* [WHAT THE TASK REQUIRES] Swap "letters" for "messages" in the passage on John Brown's last day, and write out everything from "In 1859, December" down to "upon the nation.".

* [PAGE EXTRACT]
>>
In 1859, December 1--John Brown's last day of life--fell on a Thursday. By all accounts, his last day was extremely busy as he labored strenuously to complete letters that had come to him in jail in the last few days of his life. Many people wrote to Brown--admirers, haters, old friends and family, former business associates, cranks, nut jobs, clergy, Quakers, Spiritualists, children, and many more autograph seekers whose letters he ultimately chose to burn because he could not answer all of them. While a good many letters to Brown have been preserved or published, the bulk of them did not survive. Yet we know that letters poured in, testifying to the impact that Brown had had upon the nation.

In the first part of the day, Brown busied himself writing, as he now anticipated spending as much time as possible when his wife Mary arrived in the afternoon. One letter was interestingly written to a woman named Harriet Randall, whom he had known since his boyhood in Hudson, Ohio. Brown received her letter and responded with the heading, "Charlestown, Prison, Jefferson Co. Va. 1,st Dec. 1859."

My Very Dear friend 
I can only say one word to
Your most kind letter of the 28th Nov.  I trust God is
 With me: “in very deed”. May he ever be with you: &
 all yours.  
Your Friend

John Brown

Another letter that he answered was to an old friend in Pennsylvania named James Foreman, his former employee and protege dating back to the late 1820s and 30s. Foreman remembered Brown as a young husband and father, helped him and his children when he was widowed, and credited Brown with teaching him everything he had learned. Brown responded:


I have only time to say I got your kind letter of the 26th Nov this evening. Am very grateful for all the good feeling expressed by yourself and wife. May God abundantly bless and save you all. I am very cheerful, in hopes of entering on a better state of existence in a few hours, through infinite grace in “Christ Jesus my Lord.” Remember “the poor that cry,” and “them that are in bonds as bound with them.”
<<
* [EXTRACTED RECORDS]
>>
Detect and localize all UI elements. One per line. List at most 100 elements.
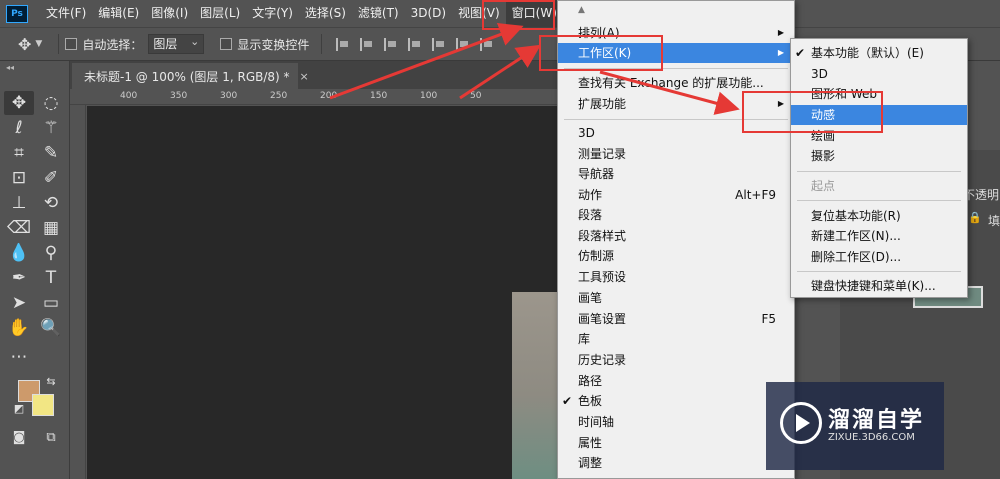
window-menu-item-swatches[interactable]: ✔ 色板 [558,391,794,411]
workspace-item-3d[interactable]: 3D [791,64,967,84]
menu-separator [797,271,961,272]
collapse-icon[interactable]: ◂◂ [6,63,14,72]
align-right-icon[interactable] [456,37,469,51]
menu-image[interactable]: 图像(I) [145,0,194,27]
watermark: 溜溜自学 ZIXUE.3D66.COM [766,382,944,470]
type-tool-icon[interactable]: T [36,266,66,290]
window-menu-item-exchange[interactable]: 查找有关 Exchange 的扩展功能... [558,73,794,93]
ruler-tick: 50 [470,91,482,101]
auto-select-checkbox[interactable] [65,38,78,50]
shortcut-label: Alt+F9 [735,188,776,202]
window-menu-item-label: 画笔设置 [578,312,627,326]
move-tool-icon[interactable]: ✥ [18,35,31,54]
divider [321,34,323,54]
eyedropper-icon[interactable]: ✎ [36,141,66,165]
align-buttons [336,37,493,51]
menu-type[interactable]: 文字(Y) [246,0,299,27]
menu-select[interactable]: 选择(S) [299,0,352,27]
swap-colors-icon[interactable]: ⇆ [36,369,66,393]
more-tools-icon[interactable]: ⋯ [4,345,34,369]
window-menu-item-properties[interactable]: 属性 [558,433,794,453]
window-menu-item-label: 动作 [578,188,603,202]
window-menu-item-brush-settings[interactable]: 画笔设置 F5 [558,309,794,329]
menu-3d[interactable]: 3D(D) [405,0,452,27]
lock-icon[interactable]: 🔒 [968,211,982,224]
scroll-up-icon[interactable]: ▲ [578,5,585,15]
ruler-tick: 150 [370,91,388,101]
ruler-tick: 400 [120,91,138,101]
window-menu-item-measurement-log[interactable]: 测量记录 [558,144,794,164]
menu-edit[interactable]: 编辑(E) [92,0,145,27]
document-tab[interactable]: 未标题-1 @ 100% (图层 1, RGB/8) * × [72,63,309,89]
clone-stamp-icon[interactable]: ⊥ [4,191,34,215]
auto-select-dropdown[interactable]: 图层 [148,33,205,54]
ruler-tick: 350 [170,91,188,101]
history-brush-icon[interactable]: ⟲ [36,191,66,215]
dodge-tool-icon[interactable]: ⚲ [36,241,66,265]
canvas-image [512,292,560,479]
window-menu-item-brushes[interactable]: 画笔 [558,288,794,308]
eraser-icon[interactable]: ⌫ [4,216,34,240]
align-left-icon[interactable] [408,37,421,51]
window-menu-item-libraries[interactable]: 库 [558,329,794,349]
window-menu-item-actions[interactable]: 动作 Alt+F9 [558,185,794,205]
zoom-tool-icon[interactable]: 🔍 [36,316,66,340]
horizontal-ruler: 400 350 300 250 200 150 100 50 [70,89,560,105]
chevron-down-icon[interactable]: ▼ [35,39,42,49]
window-menu-item-adjustments[interactable]: 调整 [558,453,794,473]
opacity-label: 不透明 [963,188,1000,202]
document-canvas[interactable] [87,106,560,479]
workspace-item-label: 基本功能（默认）(E) [811,46,924,60]
window-menu-item-tool-presets[interactable]: 工具预设 [558,267,794,287]
path-select-icon[interactable]: ➤ [4,291,34,315]
align-top-icon[interactable] [336,37,349,51]
pen-tool-icon[interactable]: ✒ [4,266,34,290]
gradient-icon[interactable]: ▦ [36,216,66,240]
workspace-item-new[interactable]: 新建工作区(N)... [791,226,967,246]
workspace-item-keyboard-shortcuts[interactable]: 键盘快捷键和菜单(K)... [791,276,967,296]
workspace-item-photography[interactable]: 摄影 [791,146,967,166]
ruler-tick: 300 [220,91,238,101]
menu-filter[interactable]: 滤镜(T) [352,0,405,27]
ruler-tick: 100 [420,91,438,101]
move-tool-icon[interactable]: ✥ [4,91,34,115]
divider [58,34,60,54]
align-bottom-icon[interactable] [384,37,397,51]
close-icon[interactable]: × [300,70,309,83]
window-menu-item-navigator[interactable]: 导航器 [558,164,794,184]
hand-tool-icon[interactable]: ✋ [4,316,34,340]
align-vcenter-icon[interactable] [360,37,373,51]
annotation-box-workspace [539,35,663,71]
checkmark-icon: ✔ [562,394,573,408]
marquee-tool-icon[interactable]: ◌ [36,91,66,115]
crop-tool-icon[interactable]: ⌗ [4,141,34,165]
ruler-tick: 200 [320,91,338,101]
screen-mode-icon[interactable]: ⧉ [36,425,66,449]
align-hcenter-icon[interactable] [432,37,445,51]
workspace-item-reset[interactable]: 复位基本功能(R) [791,206,967,226]
window-menu-item-timeline[interactable]: 时间轴 [558,412,794,432]
blur-tool-icon[interactable]: 💧 [4,241,34,265]
window-menu-item-clone-source[interactable]: 仿制源 [558,246,794,266]
window-menu-item-paragraph[interactable]: 段落 [558,205,794,225]
menu-file[interactable]: 文件(F) [40,0,92,27]
distribute-icon[interactable] [480,37,493,51]
menu-separator [797,171,961,172]
brush-tool-icon[interactable]: ✐ [36,166,66,190]
background-color-swatch[interactable] [32,394,54,416]
vertical-ruler [70,105,86,479]
shape-tool-icon[interactable]: ▭ [36,291,66,315]
menu-layer[interactable]: 图层(L) [194,0,246,27]
window-menu-item-paths[interactable]: 路径 [558,371,794,391]
show-transform-checkbox[interactable] [220,38,233,50]
window-menu-item-history[interactable]: 历史记录 [558,350,794,370]
workspace-item-delete[interactable]: 删除工作区(D)... [791,247,967,267]
magic-wand-icon[interactable]: ⚚ [36,116,66,140]
window-menu-item-paragraph-styles[interactable]: 段落样式 [558,226,794,246]
lasso-tool-icon[interactable]: ℓ [4,116,34,140]
workspace-submenu: ✔ 基本功能（默认）(E) 3D 图形和 Web 动感 绘画 摄影 起点 复位基… [790,38,968,298]
healing-brush-icon[interactable]: ⊡ [4,166,34,190]
workspace-item-essentials[interactable]: ✔ 基本功能（默认）(E) [791,43,967,63]
window-menu-item-label: 色板 [578,394,603,408]
quick-mask-icon[interactable]: ◙ [4,425,34,449]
<<
* [ANSWER TO THE PROBLEM]
In 1859, December 1--John Brown's last day of life--fell on a Thursday. By all accounts, his last day was extremely busy as he labored strenuously to complete messages that had come to him in jail in the last few days of his life. Many people wrote to Brown--admirers, haters, old friends and family, former business associates, cranks, nut jobs, clergy, Quakers, Spiritualists, children, and many more autograph seekers whose messages he ultimately chose to burn because he could not answer all of them. While a good many messages to Brown have been preserved or published, the bulk of them did not survive. Yet we know that messages poured in, testifying to the impact that Brown had had upon the nation.